* _GOAL_:
Repeat the material below line for line, without changing anything, and leave the picture out of your answer.

* _RECORDED INFORMATION_:
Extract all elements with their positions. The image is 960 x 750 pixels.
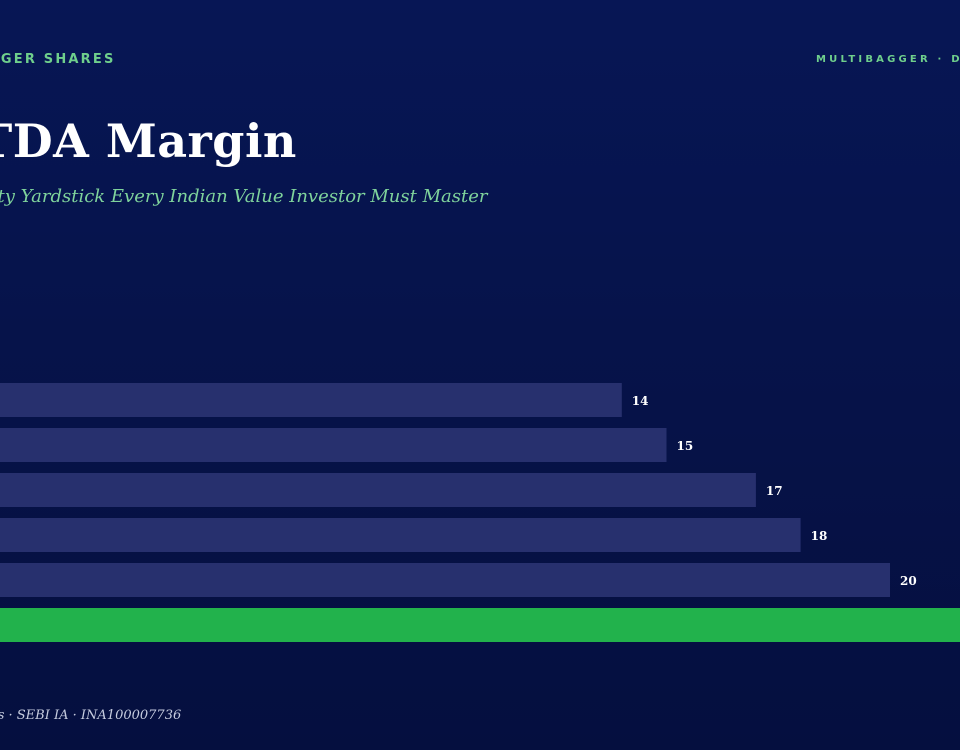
bar-4 xyxy=(0,563,890,597)
bar-3 xyxy=(0,518,801,552)
bar-highlight xyxy=(0,608,960,642)
kicker-left: GGER SHARES xyxy=(0,52,116,67)
bar-value-label: 15 xyxy=(677,439,694,453)
page-subtitle: lity Yardstick Every Indian Value Invest… xyxy=(0,186,488,207)
page-title: TDA Margin xyxy=(0,114,297,168)
bar-value-label: 17 xyxy=(766,484,783,498)
bar-0 xyxy=(0,383,622,417)
bar-value-label: 18 xyxy=(811,529,828,543)
bar-value-label: 14 xyxy=(632,394,649,408)
bar-value-label: 20 xyxy=(900,574,917,588)
kicker-right: MULTIBAGGER · D xyxy=(816,54,960,65)
bar-2 xyxy=(0,473,756,507)
footer-note: es · SEBI IA · INA100007736 xyxy=(0,708,182,723)
bar-1 xyxy=(0,428,667,462)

* _RESULT BELOW_:
Extract all elements with their positions. The image is 960 x 750 pixels.
bar-4 xyxy=(0,563,890,597)
bar-3 xyxy=(0,518,801,552)
bar-highlight xyxy=(0,608,960,642)
kicker-left: GGER SHARES xyxy=(0,52,116,67)
bar-value-label: 15 xyxy=(677,439,694,453)
page-subtitle: lity Yardstick Every Indian Value Invest… xyxy=(0,186,488,207)
page-title: TDA Margin xyxy=(0,114,297,168)
bar-value-label: 17 xyxy=(766,484,783,498)
bar-0 xyxy=(0,383,622,417)
bar-value-label: 18 xyxy=(811,529,828,543)
bar-value-label: 14 xyxy=(632,394,649,408)
bar-value-label: 20 xyxy=(900,574,917,588)
kicker-right: MULTIBAGGER · D xyxy=(816,54,960,65)
bar-2 xyxy=(0,473,756,507)
footer-note: es · SEBI IA · INA100007736 xyxy=(0,708,182,723)
bar-1 xyxy=(0,428,667,462)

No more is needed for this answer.